Collected data:
++++++

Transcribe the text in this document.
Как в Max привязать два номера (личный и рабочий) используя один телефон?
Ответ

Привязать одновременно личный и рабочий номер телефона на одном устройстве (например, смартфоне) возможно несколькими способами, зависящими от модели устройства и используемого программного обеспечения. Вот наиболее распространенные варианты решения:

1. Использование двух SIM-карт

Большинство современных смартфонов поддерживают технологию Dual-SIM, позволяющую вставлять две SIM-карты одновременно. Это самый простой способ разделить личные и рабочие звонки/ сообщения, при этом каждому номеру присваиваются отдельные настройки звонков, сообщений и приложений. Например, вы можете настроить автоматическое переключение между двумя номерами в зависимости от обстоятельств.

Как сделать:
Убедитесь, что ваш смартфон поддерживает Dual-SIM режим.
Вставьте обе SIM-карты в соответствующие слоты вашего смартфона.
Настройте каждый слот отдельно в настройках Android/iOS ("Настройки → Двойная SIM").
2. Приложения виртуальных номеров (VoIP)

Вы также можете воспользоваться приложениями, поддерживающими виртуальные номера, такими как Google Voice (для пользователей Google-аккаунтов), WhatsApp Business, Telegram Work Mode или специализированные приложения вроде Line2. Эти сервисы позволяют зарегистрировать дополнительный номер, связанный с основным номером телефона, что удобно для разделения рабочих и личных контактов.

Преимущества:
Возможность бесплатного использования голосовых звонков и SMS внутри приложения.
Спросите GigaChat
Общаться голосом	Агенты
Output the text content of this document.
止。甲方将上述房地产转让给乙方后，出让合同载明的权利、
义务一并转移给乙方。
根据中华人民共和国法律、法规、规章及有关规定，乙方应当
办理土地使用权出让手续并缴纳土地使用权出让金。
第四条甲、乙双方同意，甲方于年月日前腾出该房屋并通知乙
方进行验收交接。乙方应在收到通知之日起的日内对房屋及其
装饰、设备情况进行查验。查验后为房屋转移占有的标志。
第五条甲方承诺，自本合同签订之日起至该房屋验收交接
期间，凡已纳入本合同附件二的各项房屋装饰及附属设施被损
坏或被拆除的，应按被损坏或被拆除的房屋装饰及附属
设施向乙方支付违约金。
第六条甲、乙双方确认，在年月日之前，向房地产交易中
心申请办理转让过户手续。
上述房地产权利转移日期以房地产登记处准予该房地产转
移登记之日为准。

++++++

TASK DETAILS: Identify and extract each line of the listing that contains "рабочий".

ANSWER TO THE TASK:
Как в Max привязать два номера (личный и рабочий) используя один телефон?
Привязать одновременно личный и рабочий номер телефона на одном устройстве (например, смартфоне) возможно несколькими способами, зависящими от модели устройства и используемого программного обеспечения. Вот наиболее распространенные варианты решения:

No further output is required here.